(Extracted data entries)
--

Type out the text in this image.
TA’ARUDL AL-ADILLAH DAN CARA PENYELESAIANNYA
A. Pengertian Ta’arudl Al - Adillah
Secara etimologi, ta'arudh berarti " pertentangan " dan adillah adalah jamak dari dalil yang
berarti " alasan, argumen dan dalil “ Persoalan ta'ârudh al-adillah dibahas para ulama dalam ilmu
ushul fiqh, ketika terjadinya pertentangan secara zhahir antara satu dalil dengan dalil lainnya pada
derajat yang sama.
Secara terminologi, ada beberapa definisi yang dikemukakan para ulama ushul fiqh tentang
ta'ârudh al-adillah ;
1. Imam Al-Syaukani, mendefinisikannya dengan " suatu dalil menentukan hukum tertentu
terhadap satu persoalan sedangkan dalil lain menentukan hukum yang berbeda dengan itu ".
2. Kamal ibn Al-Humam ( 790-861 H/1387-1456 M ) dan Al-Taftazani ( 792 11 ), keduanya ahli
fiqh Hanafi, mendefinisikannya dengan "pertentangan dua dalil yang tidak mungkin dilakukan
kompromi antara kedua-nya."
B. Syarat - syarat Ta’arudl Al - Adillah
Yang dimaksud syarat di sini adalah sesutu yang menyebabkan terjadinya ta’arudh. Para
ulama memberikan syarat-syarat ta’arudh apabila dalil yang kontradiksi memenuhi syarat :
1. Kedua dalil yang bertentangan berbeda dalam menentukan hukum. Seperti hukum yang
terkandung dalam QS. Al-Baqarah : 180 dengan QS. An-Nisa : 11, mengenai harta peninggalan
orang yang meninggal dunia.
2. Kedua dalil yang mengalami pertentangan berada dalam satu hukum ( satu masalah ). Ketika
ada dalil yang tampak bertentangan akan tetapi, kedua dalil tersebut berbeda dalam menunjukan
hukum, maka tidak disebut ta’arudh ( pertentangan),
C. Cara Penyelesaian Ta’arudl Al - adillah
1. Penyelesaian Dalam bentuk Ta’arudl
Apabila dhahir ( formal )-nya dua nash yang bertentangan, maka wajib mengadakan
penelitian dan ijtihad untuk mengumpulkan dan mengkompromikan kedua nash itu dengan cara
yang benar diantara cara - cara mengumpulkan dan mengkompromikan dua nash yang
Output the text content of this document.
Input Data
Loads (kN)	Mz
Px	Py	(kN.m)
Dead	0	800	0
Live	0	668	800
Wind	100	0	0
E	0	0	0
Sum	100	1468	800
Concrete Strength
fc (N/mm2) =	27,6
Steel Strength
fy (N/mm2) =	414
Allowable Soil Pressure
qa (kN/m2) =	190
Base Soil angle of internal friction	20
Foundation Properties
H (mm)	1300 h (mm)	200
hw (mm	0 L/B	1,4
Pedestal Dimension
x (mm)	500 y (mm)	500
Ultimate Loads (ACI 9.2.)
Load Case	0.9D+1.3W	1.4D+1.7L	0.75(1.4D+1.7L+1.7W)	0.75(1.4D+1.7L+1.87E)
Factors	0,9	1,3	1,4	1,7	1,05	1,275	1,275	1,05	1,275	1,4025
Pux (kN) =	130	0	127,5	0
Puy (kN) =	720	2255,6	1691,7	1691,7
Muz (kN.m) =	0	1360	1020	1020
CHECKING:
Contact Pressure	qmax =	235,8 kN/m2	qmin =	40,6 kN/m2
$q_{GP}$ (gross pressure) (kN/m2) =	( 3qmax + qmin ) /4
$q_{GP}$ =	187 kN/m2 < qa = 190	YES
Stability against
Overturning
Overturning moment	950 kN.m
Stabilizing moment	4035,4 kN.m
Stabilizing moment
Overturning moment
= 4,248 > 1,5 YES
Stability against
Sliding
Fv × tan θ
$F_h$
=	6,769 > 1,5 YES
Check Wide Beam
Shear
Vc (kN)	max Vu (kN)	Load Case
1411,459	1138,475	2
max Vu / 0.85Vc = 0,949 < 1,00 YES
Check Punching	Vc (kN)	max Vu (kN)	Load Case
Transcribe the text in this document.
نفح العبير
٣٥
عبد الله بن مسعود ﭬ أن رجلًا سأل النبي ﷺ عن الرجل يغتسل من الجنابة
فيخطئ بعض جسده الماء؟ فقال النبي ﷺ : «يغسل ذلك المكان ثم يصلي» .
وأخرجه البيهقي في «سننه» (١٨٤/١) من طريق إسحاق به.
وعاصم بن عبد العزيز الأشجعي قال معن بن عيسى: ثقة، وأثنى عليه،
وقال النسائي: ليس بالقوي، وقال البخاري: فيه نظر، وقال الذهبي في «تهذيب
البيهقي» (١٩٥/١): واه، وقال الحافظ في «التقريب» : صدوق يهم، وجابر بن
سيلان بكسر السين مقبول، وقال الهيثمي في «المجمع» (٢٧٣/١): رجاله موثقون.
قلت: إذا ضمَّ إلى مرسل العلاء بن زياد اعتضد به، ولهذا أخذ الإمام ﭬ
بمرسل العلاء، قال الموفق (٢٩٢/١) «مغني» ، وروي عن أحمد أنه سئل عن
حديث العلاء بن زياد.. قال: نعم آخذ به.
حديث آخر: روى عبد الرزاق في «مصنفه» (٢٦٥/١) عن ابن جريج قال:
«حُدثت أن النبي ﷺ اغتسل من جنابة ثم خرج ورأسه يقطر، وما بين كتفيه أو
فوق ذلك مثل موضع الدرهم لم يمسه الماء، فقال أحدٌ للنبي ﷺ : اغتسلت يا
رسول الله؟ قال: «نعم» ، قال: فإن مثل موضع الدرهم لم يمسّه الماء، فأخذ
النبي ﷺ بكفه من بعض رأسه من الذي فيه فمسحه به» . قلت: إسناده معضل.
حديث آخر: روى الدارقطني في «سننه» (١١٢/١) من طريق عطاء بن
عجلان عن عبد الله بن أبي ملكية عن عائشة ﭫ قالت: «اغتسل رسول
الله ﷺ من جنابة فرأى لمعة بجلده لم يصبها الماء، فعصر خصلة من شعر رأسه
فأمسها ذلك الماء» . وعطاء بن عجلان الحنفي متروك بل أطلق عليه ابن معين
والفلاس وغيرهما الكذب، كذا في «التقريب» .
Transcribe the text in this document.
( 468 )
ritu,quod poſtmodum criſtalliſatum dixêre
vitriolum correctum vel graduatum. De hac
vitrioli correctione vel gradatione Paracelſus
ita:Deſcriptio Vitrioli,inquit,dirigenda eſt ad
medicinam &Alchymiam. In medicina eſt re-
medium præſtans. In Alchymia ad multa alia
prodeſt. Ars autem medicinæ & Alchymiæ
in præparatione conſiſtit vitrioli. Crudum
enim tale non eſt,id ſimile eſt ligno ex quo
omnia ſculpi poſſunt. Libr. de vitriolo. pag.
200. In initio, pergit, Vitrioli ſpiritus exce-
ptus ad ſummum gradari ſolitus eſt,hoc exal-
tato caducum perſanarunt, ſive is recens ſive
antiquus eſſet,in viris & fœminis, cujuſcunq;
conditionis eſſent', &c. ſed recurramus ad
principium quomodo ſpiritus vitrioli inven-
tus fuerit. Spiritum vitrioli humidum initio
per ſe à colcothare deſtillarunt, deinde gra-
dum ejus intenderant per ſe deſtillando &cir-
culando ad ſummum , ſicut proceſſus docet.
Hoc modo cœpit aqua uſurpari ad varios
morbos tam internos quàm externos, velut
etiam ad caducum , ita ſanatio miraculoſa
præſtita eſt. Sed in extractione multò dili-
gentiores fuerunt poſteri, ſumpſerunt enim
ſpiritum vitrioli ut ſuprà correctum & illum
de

--

- _Short problem_
Copy out each line above, character for character.

- _Result below_
Type out the text in this image.
TA’ARUDL AL-ADILLAH DAN CARA PENYELESAIANNYA
A. Pengertian Ta’arudl Al - Adillah
Secara etimologi, ta'arudh berarti " pertentangan " dan adillah adalah jamak dari dalil yang
berarti " alasan, argumen dan dalil “ Persoalan ta'ârudh al-adillah dibahas para ulama dalam ilmu
ushul fiqh, ketika terjadinya pertentangan secara zhahir antara satu dalil dengan dalil lainnya pada
derajat yang sama.
Secara terminologi, ada beberapa definisi yang dikemukakan para ulama ushul fiqh tentang
ta'ârudh al-adillah ;
1. Imam Al-Syaukani, mendefinisikannya dengan " suatu dalil menentukan hukum tertentu
terhadap satu persoalan sedangkan dalil lain menentukan hukum yang berbeda dengan itu ".
2. Kamal ibn Al-Humam ( 790-861 H/1387-1456 M ) dan Al-Taftazani ( 792 11 ), keduanya ahli
fiqh Hanafi, mendefinisikannya dengan "pertentangan dua dalil yang tidak mungkin dilakukan
kompromi antara kedua-nya."
B. Syarat - syarat Ta’arudl Al - Adillah
Yang dimaksud syarat di sini adalah sesutu yang menyebabkan terjadinya ta’arudh. Para
ulama memberikan syarat-syarat ta’arudh apabila dalil yang kontradiksi memenuhi syarat :
1. Kedua dalil yang bertentangan berbeda dalam menentukan hukum. Seperti hukum yang
terkandung dalam QS. Al-Baqarah : 180 dengan QS. An-Nisa : 11, mengenai harta peninggalan
orang yang meninggal dunia.
2. Kedua dalil yang mengalami pertentangan berada dalam satu hukum ( satu masalah ). Ketika
ada dalil yang tampak bertentangan akan tetapi, kedua dalil tersebut berbeda dalam menunjukan
hukum, maka tidak disebut ta’arudh ( pertentangan),
C. Cara Penyelesaian Ta’arudl Al - adillah
1. Penyelesaian Dalam bentuk Ta’arudl
Apabila dhahir ( formal )-nya dua nash yang bertentangan, maka wajib mengadakan
penelitian dan ijtihad untuk mengumpulkan dan mengkompromikan kedua nash itu dengan cara
yang benar diantara cara - cara mengumpulkan dan mengkompromikan dua nash yang
Output the text content of this document.
Input Data
Loads (kN)	Mz
Px	Py	(kN.m)
Dead	0	800	0
Live	0	668	800
Wind	100	0	0
E	0	0	0
Sum	100	1468	800
Concrete Strength
fc (N/mm2) =	27,6
Steel Strength
fy (N/mm2) =	414
Allowable Soil Pressure
qa (kN/m2) =	190
Base Soil angle of internal friction	20
Foundation Properties
H (mm)	1300 h (mm)	200
hw (mm	0 L/B	1,4
Pedestal Dimension
x (mm)	500 y (mm)	500
Ultimate Loads (ACI 9.2.)
Load Case	0.9D+1.3W	1.4D+1.7L	0.75(1.4D+1.7L+1.7W)	0.75(1.4D+1.7L+1.87E)
Factors	0,9	1,3	1,4	1,7	1,05	1,275	1,275	1,05	1,275	1,4025
Pux (kN) =	130	0	127,5	0
Puy (kN) =	720	2255,6	1691,7	1691,7
Muz (kN.m) =	0	1360	1020	1020
CHECKING:
Contact Pressure	qmax =	235,8 kN/m2	qmin =	40,6 kN/m2
$q_{GP}$ (gross pressure) (kN/m2) =	( 3qmax + qmin ) /4
$q_{GP}$ =	187 kN/m2 < qa = 190	YES
Stability against
Overturning
Overturning moment	950 kN.m
Stabilizing moment	4035,4 kN.m
Stabilizing moment
Overturning moment
= 4,248 > 1,5 YES
Stability against
Sliding
Fv × tan θ
$F_h$
=	6,769 > 1,5 YES
Check Wide Beam
Shear
Vc (kN)	max Vu (kN)	Load Case
1411,459	1138,475	2
max Vu / 0.85Vc = 0,949 < 1,00 YES
Check Punching	Vc (kN)	max Vu (kN)	Load Case
Transcribe the text in this document.
نفح العبير
٣٥
عبد الله بن مسعود ﭬ أن رجلًا سأل النبي ﷺ عن الرجل يغتسل من الجنابة
فيخطئ بعض جسده الماء؟ فقال النبي ﷺ : «يغسل ذلك المكان ثم يصلي» .
وأخرجه البيهقي في «سننه» (١٨٤/١) من طريق إسحاق به.
وعاصم بن عبد العزيز الأشجعي قال معن بن عيسى: ثقة، وأثنى عليه،
وقال النسائي: ليس بالقوي، وقال البخاري: فيه نظر، وقال الذهبي في «تهذيب
البيهقي» (١٩٥/١): واه، وقال الحافظ في «التقريب» : صدوق يهم، وجابر بن
سيلان بكسر السين مقبول، وقال الهيثمي في «المجمع» (٢٧٣/١): رجاله موثقون.
قلت: إذا ضمَّ إلى مرسل العلاء بن زياد اعتضد به، ولهذا أخذ الإمام ﭬ
بمرسل العلاء، قال الموفق (٢٩٢/١) «مغني» ، وروي عن أحمد أنه سئل عن
حديث العلاء بن زياد.. قال: نعم آخذ به.
حديث آخر: روى عبد الرزاق في «مصنفه» (٢٦٥/١) عن ابن جريج قال:
«حُدثت أن النبي ﷺ اغتسل من جنابة ثم خرج ورأسه يقطر، وما بين كتفيه أو
فوق ذلك مثل موضع الدرهم لم يمسه الماء، فقال أحدٌ للنبي ﷺ : اغتسلت يا
رسول الله؟ قال: «نعم» ، قال: فإن مثل موضع الدرهم لم يمسّه الماء، فأخذ
النبي ﷺ بكفه من بعض رأسه من الذي فيه فمسحه به» . قلت: إسناده معضل.
حديث آخر: روى الدارقطني في «سننه» (١١٢/١) من طريق عطاء بن
عجلان عن عبد الله بن أبي ملكية عن عائشة ﭫ قالت: «اغتسل رسول
الله ﷺ من جنابة فرأى لمعة بجلده لم يصبها الماء، فعصر خصلة من شعر رأسه
فأمسها ذلك الماء» . وعطاء بن عجلان الحنفي متروك بل أطلق عليه ابن معين
والفلاس وغيرهما الكذب، كذا في «التقريب» .
Transcribe the text in this document.
( 468 )
ritu,quod poſtmodum criſtalliſatum dixêre
vitriolum correctum vel graduatum. De hac
vitrioli correctione vel gradatione Paracelſus
ita:Deſcriptio Vitrioli,inquit,dirigenda eſt ad
medicinam &Alchymiam. In medicina eſt re-
medium præſtans. In Alchymia ad multa alia
prodeſt. Ars autem medicinæ & Alchymiæ
in præparatione conſiſtit vitrioli. Crudum
enim tale non eſt,id ſimile eſt ligno ex quo
omnia ſculpi poſſunt. Libr. de vitriolo. pag.
200. In initio, pergit, Vitrioli ſpiritus exce-
ptus ad ſummum gradari ſolitus eſt,hoc exal-
tato caducum perſanarunt, ſive is recens ſive
antiquus eſſet,in viris & fœminis, cujuſcunq;
conditionis eſſent', &c. ſed recurramus ad
principium quomodo ſpiritus vitrioli inven-
tus fuerit. Spiritum vitrioli humidum initio
per ſe à colcothare deſtillarunt, deinde gra-
dum ejus intenderant per ſe deſtillando &cir-
culando ad ſummum , ſicut proceſſus docet.
Hoc modo cœpit aqua uſurpari ad varios
morbos tam internos quàm externos, velut
etiam ad caducum , ita ſanatio miraculoſa
præſtita eſt. Sed in extractione multò dili-
gentiores fuerunt poſteri, ſumpſerunt enim
ſpiritum vitrioli ut ſuprà correctum & illum
de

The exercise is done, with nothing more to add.